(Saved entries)
----------
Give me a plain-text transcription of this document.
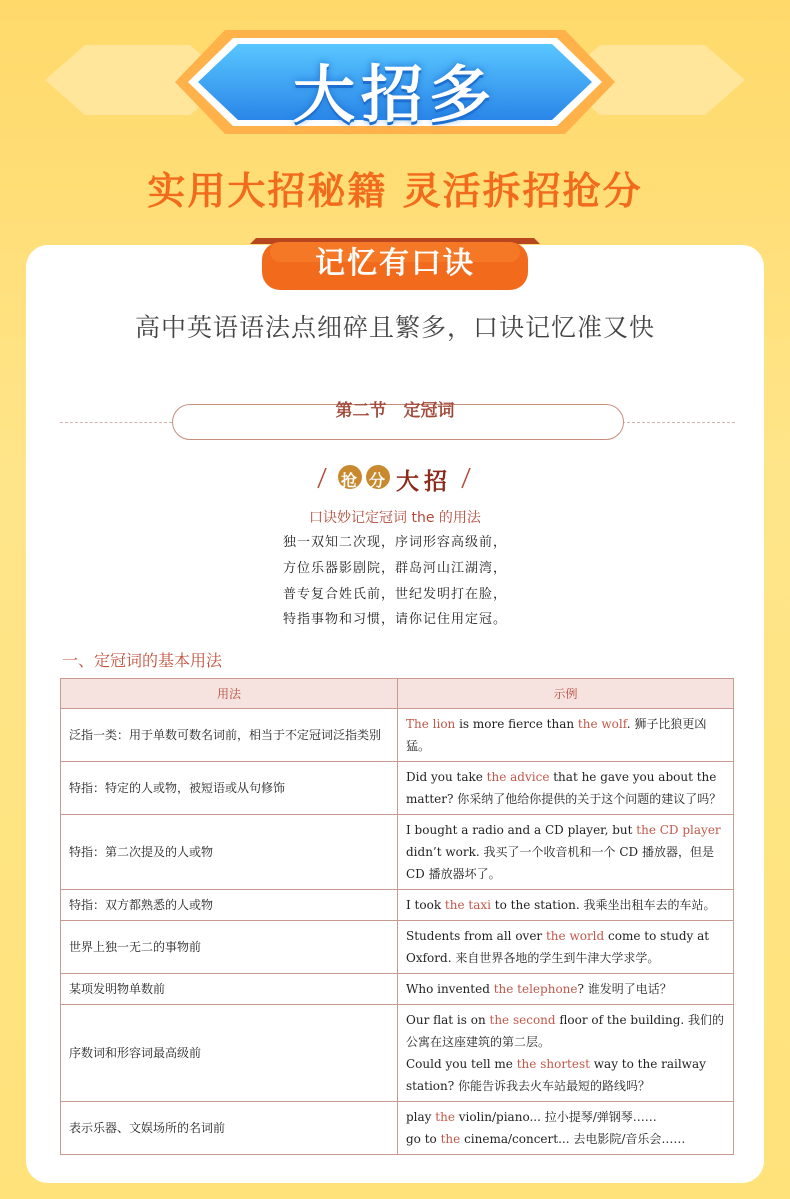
大招多
实用大招秘籍 灵活拆招抢分
记忆有口诀
高中英语语法点细碎且繁多，口诀记忆准又快
第二节　定冠词
抢 分 大 招
口诀妙记定冠词 the 的用法
独一双知二次现，序词形容高级前，
方位乐器影剧院，群岛河山江湖湾，
普专复合姓氏前，世纪发明打在脸，
特指事物和习惯，请你记住用定冠。
一、定冠词的基本用法
用法	示例
泛指一类：用于单数可数名词前，相当于不定冠词泛指类别	The lion is more fierce than the wolf. 狮子比狼更凶猛。
特指：特定的人或物，被短语或从句修饰	Did you take the advice that he gave you about the matter? 你采纳了他给你提供的关于这个问题的建议了吗？
特指：第二次提及的人或物	I bought a radio and a CD player, but the CD player didn’t work. 我买了一个收音机和一个 CD 播放器，但是 CD 播放器坏了。
特指：双方都熟悉的人或物	I took the taxi to the station. 我乘坐出租车去的车站。
世界上独一无二的事物前	Students from all over the world come to study at Oxford. 来自世界各地的学生到牛津大学求学。
某项发明物单数前	Who invented the telephone? 谁发明了电话？
序数词和形容词最高级前	Our flat is on the second floor of the building. 我们的公寓在这座建筑的第二层。
Could you tell me the shortest way to the railway station? 你能告诉我去火车站最短的路线吗？
表示乐器、文娱场所的名词前	play the violin/piano... 拉小提琴/弹钢琴……
go to the cinema/concert... 去电影院/音乐会……
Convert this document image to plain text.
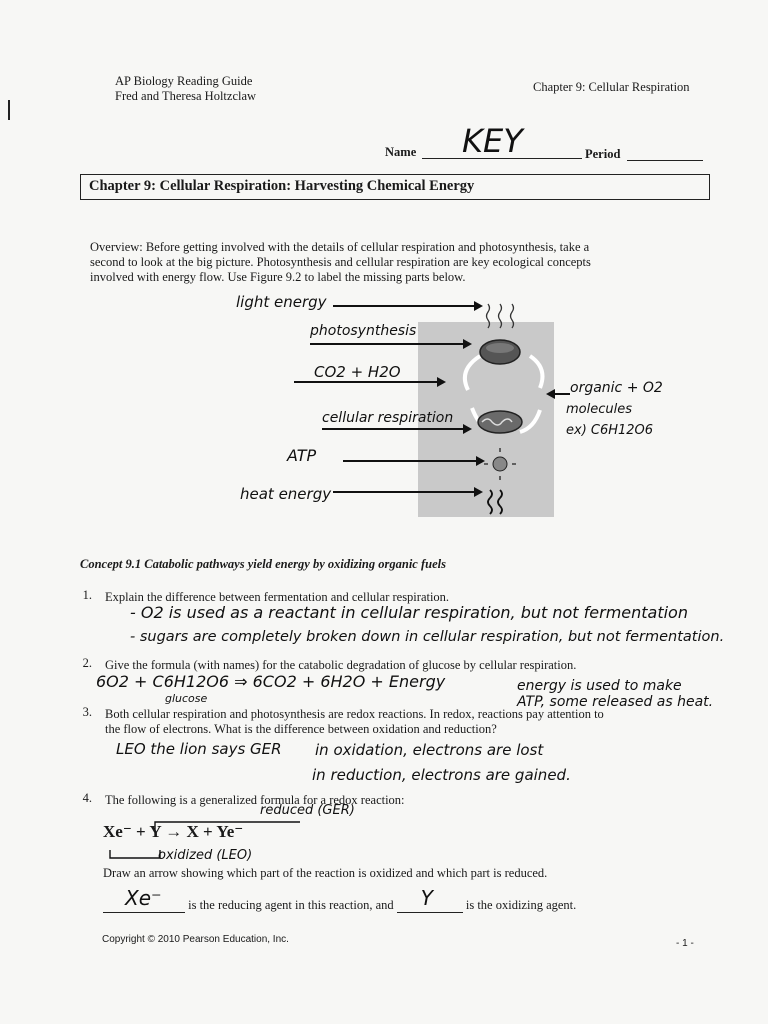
AP Biology Reading Guide
Fred and Theresa Holtzclaw
Chapter 9: Cellular Respiration
Name KEY	Period
Chapter 9: Cellular Respiration: Harvesting Chemical Energy
Overview: Before getting involved with the details of cellular respiration and photosynthesis, take a
second to look at the big picture. Photosynthesis and cellular respiration are key ecological concepts
involved with energy flow. Use Figure 9.2 to label the missing parts below.
light energy
photosynthesis
CO2 + H2O
cellular respiration
ATP
heat energy
organic + O2
molecules
ex) C6H12O6
Concept 9.1 Catabolic pathways yield energy by oxidizing organic fuels
1. Explain the difference between fermentation and cellular respiration.
- O2 is used as a reactant in cellular respiration, but not fermentation
- sugars are completely broken down in cellular respiration, but not fermentation.
2. Give the formula (with names) for the catabolic degradation of glucose by cellular respiration.
6O2 + C6H12O6 ⇒ 6CO2 + 6H2O + Energy
glucose
energy is used to make
ATP, some released as heat.
3. Both cellular respiration and photosynthesis are redox reactions. In redox, reactions pay attention to
the flow of electrons. What is the difference between oxidation and reduction?
LEO the lion says GER in oxidation, electrons are lost
in reduction, electrons are gained.
4. The following is a generalized formula for a redox reaction:
reduced (GER)
Xe⁻ + Y → X + Ye⁻
oxidized (LEO)
Draw an arrow showing which part of the reaction is oxidized and which part is reduced.
Xe⁻ is the reducing agent in this reaction, and Y	is the oxidizing agent.
Copyright © 2010 Pearson Education, Inc.	- 1 -
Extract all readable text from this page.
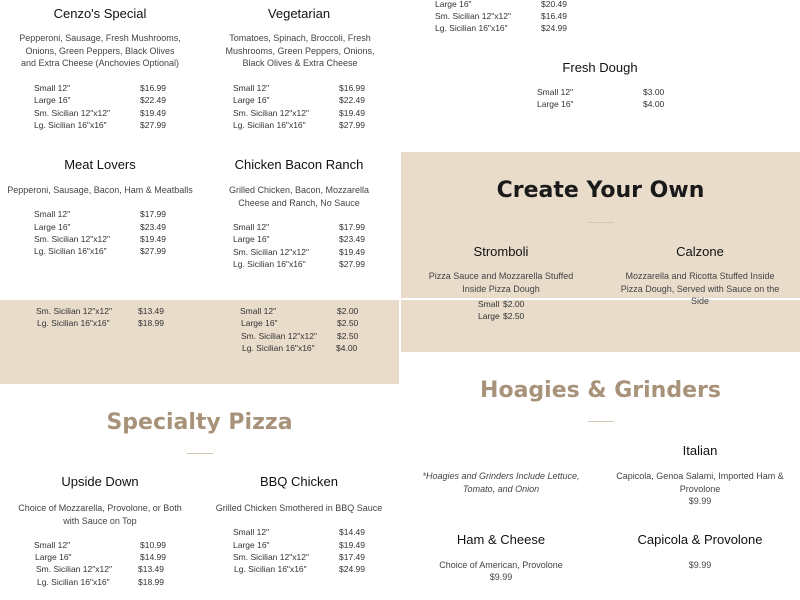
Cenzo's Special
Pepperoni, Sausage, Fresh Mushrooms, Onions, Green Peppers, Black Olives and Extra Cheese (Anchovies Optional)
Small 12"	$16.99
Large 16"	$22.49
Sm. Sicilian 12"x12"	$19.49
Lg. Sicilian 16"x16"	$27.99
Vegetarian
Tomatoes, Spinach, Broccoli, Fresh Mushrooms, Green Peppers, Onions, Black Olives & Extra Cheese
Small 12"	$16.99
Large 16"	$22.49
Sm. Sicilian 12"x12"	$19.49
Lg. Sicilian 16"x16"	$27.99
Large 16"	$20.49
Sm. Sicilian 12"x12"	$16.49
Lg. Sicilian 16"x16"	$24.99
Fresh Dough
Small 12"	$3.00
Large 16"	$4.00
Meat Lovers
Pepperoni, Sausage, Bacon, Ham & Meatballs
Small 12"	$17.99
Large 16"	$23.49
Sm. Sicilian 12"x12"	$19.49
Lg. Sicilian 16"x16"	$27.99
Chicken Bacon Ranch
Grilled Chicken, Bacon, Mozzarella Cheese and Ranch, No Sauce
Small 12"	$17.99
Large 16"	$23.49
Sm. Sicilian 12"x12"	$19.49
Lg. Sicilian 16"x16"	$27.99
Create Your Own
Stromboli
Pizza Sauce and Mozzarella Stuffed Inside Pizza Dough
Small $2.00
Large $2.50
Calzone
Mozzarella and Ricotta Stuffed Inside Pizza Dough, Served with Sauce on the Side
Sm. Sicilian 12"x12"	$13.49
Lg. Sicilian 16"x16"	$18.99
Small 12"	$2.00
Large 16"	$2.50
Sm. Sicilian 12"x12" $2.50
Lg. Sicilian 16"x16"	$4.00
Specialty Pizza
Upside Down
Choice of Mozzarella, Provolone, or Both with Sauce on Top
Small 12"	$10.99
Large 16"	$14.99
Sm. Sicilian 12"x12"	$13.49
Lg. Sicilian 16"x16"	$18.99
BBQ Chicken
Grilled Chicken Smothered in BBQ Sauce
Small 12"	$14.49
Large 16"	$19.49
Sm. Sicilian 12"x12"	$17.49
Lg. Sicilian 16"x16"	$24.99
Hoagies & Grinders
*Hoagies and Grinders Include Lettuce, Tomato, and Onion
Italian
Capicola, Genoa Salami, Imported Ham & Provolone
$9.99
Ham & Cheese
Choice of American, Provolone
$9.99
Capicola & Provolone
$9.99
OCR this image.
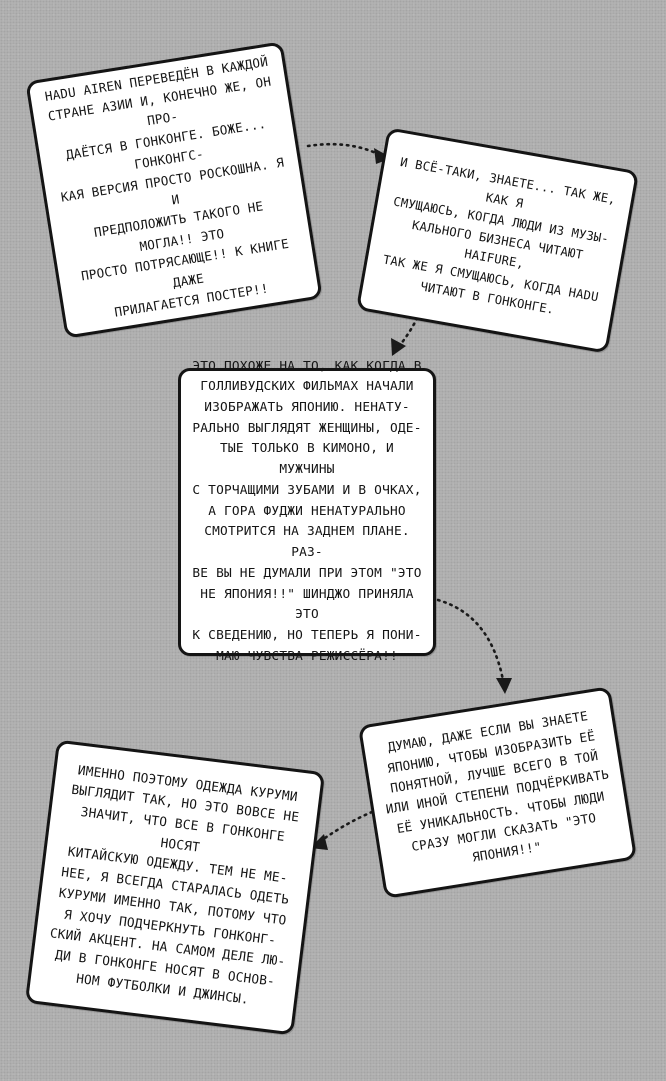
HADU AIREN ПЕРЕВЕДЁН В КАЖДОЙ
СТРАНЕ АЗИИ И, КОНЕЧНО ЖЕ, ОН ПРО-
ДАЁТСЯ В ГОНКОНГЕ. БОЖЕ... ГОНКОНГС-
КАЯ ВЕРСИЯ ПРОСТО РОСКОШНА. Я И
ПРЕДПОЛОЖИТЬ ТАКОГО НЕ МОГЛА!! ЭТО
ПРОСТО ПОТРЯСАЮЩЕ!! К КНИГЕ ДАЖЕ
ПРИЛАГАЕТСЯ ПОСТЕР!!
И ВСЁ-ТАКИ, ЗНАЕТЕ... ТАК ЖЕ, КАК Я
СМУЩАЮСЬ, КОГДА ЛЮДИ ИЗ МУЗЫ-
КАЛЬНОГО БИЗНЕСА ЧИТАЮТ HAIFURE,
ТАК ЖЕ Я СМУЩАЮСЬ, КОГДА HADU
ЧИТАЮТ В ГОНКОНГЕ.
ЭТО ПОХОЖЕ НА ТО, КАК КОГДА В
ГОЛЛИВУДСКИХ ФИЛЬМАХ НАЧАЛИ
ИЗОБРАЖАТЬ ЯПОНИЮ. НЕНАТУ-
РАЛЬНО ВЫГЛЯДЯТ ЖЕНЩИНЫ, ОДЕ-
ТЫЕ ТОЛЬКО В КИМОНО, И МУЖЧИНЫ
С ТОРЧАЩИМИ ЗУБАМИ И В ОЧКАХ,
А ГОРА ФУДЖИ НЕНАТУРАЛЬНО
СМОТРИТСЯ НА ЗАДНЕМ ПЛАНЕ. РАЗ-
ВЕ ВЫ НЕ ДУМАЛИ ПРИ ЭТОМ "ЭТО
НЕ ЯПОНИЯ!!" ШИНДЖО ПРИНЯЛА ЭТО
К СВЕДЕНИЮ, НО ТЕПЕРЬ Я ПОНИ-
МАЮ ЧУВСТВА РЕЖИССЁРА!!
ДУМАЮ, ДАЖЕ ЕСЛИ ВЫ ЗНАЕТЕ
ЯПОНИЮ, ЧТОБЫ ИЗОБРАЗИТЬ ЕЁ
ПОНЯТНОЙ, ЛУЧШЕ ВСЕГО В ТОЙ
ИЛИ ИНОЙ СТЕПЕНИ ПОДЧЁРКИВАТЬ
ЕЁ УНИКАЛЬНОСТЬ. ЧТОБЫ ЛЮДИ
СРАЗУ МОГЛИ СКАЗАТЬ "ЭТО
ЯПОНИЯ!!"
ИМЕННО ПОЭТОМУ ОДЕЖДА КУРУМИ
ВЫГЛЯДИТ ТАК, НО ЭТО ВОВСЕ НЕ
ЗНАЧИТ, ЧТО ВСЕ В ГОНКОНГЕ НОСЯТ
КИТАЙСКУЮ ОДЕЖДУ. ТЕМ НЕ МЕ-
НЕЕ, Я ВСЕГДА СТАРАЛАСЬ ОДЕТЬ
КУРУМИ ИМЕННО ТАК, ПОТОМУ ЧТО
Я ХОЧУ ПОДЧЕРКНУТЬ ГОНКОНГ-
СКИЙ АКЦЕНТ. НА САМОМ ДЕЛЕ ЛЮ-
ДИ В ГОНКОНГЕ НОСЯТ В ОСНОВ-
НОМ ФУТБОЛКИ И ДЖИНСЫ.
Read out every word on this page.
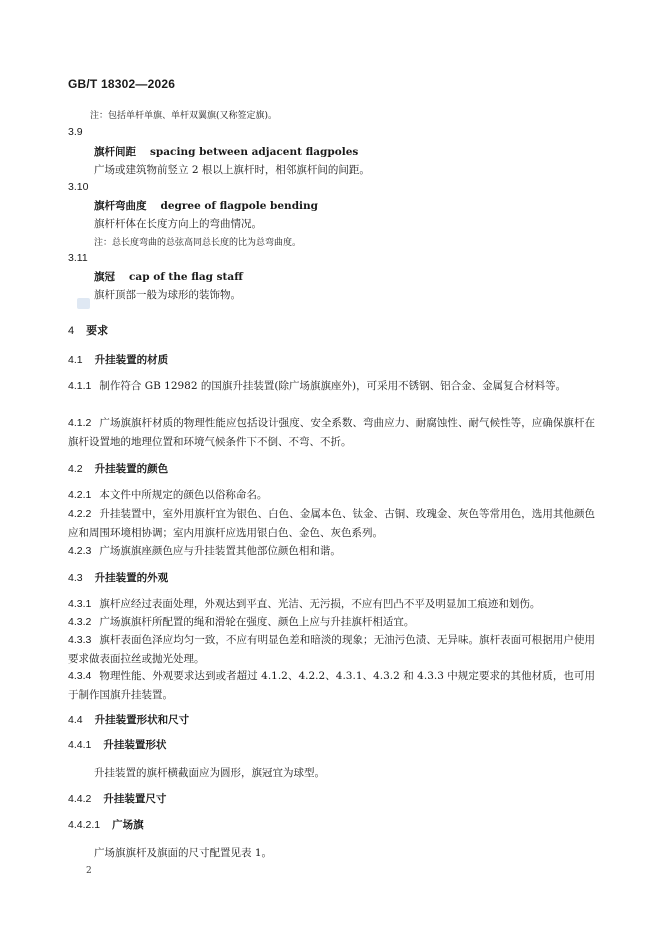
GB/T 18302—2026
注：包括单杆单旗、单杆双翼旗(又称签定旗)。
3.9
旗杆间距 spacing between adjacent flagpoles
广场或建筑物前竖立 2 根以上旗杆时，相邻旗杆间的间距。
3.10
旗杆弯曲度 degree of flagpole bending
旗杆杆体在长度方向上的弯曲情况。
注：总长度弯曲的总弦高同总长度的比为总弯曲度。
3.11
旗冠 cap of the flag staff
旗杆顶部一般为球形的装饰物。
4 要求
4.1 升挂装置的材质
4.1.1 制作符合 GB 12982 的国旗升挂装置(除广场旗旗座外)，可采用不锈钢、铝合金、金属复合材料等。
4.1.2 广场旗旗杆材质的物理性能应包括设计强度、安全系数、弯曲应力、耐腐蚀性、耐气候性等，应确保旗杆在旗杆设置地的地理位置和环境气候条件下不倒、不弯、不折。
4.2 升挂装置的颜色
4.2.1 本文件中所规定的颜色以俗称命名。
4.2.2 升挂装置中，室外用旗杆宜为银色、白色、金属本色、钛金、古铜、玫瑰金、灰色等常用色，选用其他颜色应和周围环境相协调；室内用旗杆应选用银白色、金色、灰色系列。
4.2.3 广场旗旗座颜色应与升挂装置其他部位颜色相和谐。
4.3 升挂装置的外观
4.3.1 旗杆应经过表面处理，外观达到平直、光洁、无污损，不应有凹凸不平及明显加工痕迹和划伤。
4.3.2 广场旗旗杆所配置的绳和滑轮在强度、颜色上应与升挂旗杆相适宜。
4.3.3 旗杆表面色泽应均匀一致，不应有明显色差和暗淡的现象；无油污色渍、无异味。旗杆表面可根据用户使用要求做表面拉丝或抛光处理。
4.3.4 物理性能、外观要求达到或者超过 4.1.2、4.2.2、4.3.1、4.3.2 和 4.3.3 中规定要求的其他材质，也可用于制作国旗升挂装置。
4.4 升挂装置形状和尺寸
4.4.1 升挂装置形状
升挂装置的旗杆横截面应为圆形，旗冠宜为球型。
4.4.2 升挂装置尺寸
4.4.2.1 广场旗
广场旗旗杆及旗面的尺寸配置见表 1。
2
----------
Exercise goal: How many lines in the listing above contain "page"? Answer with the number alone.

The output: 2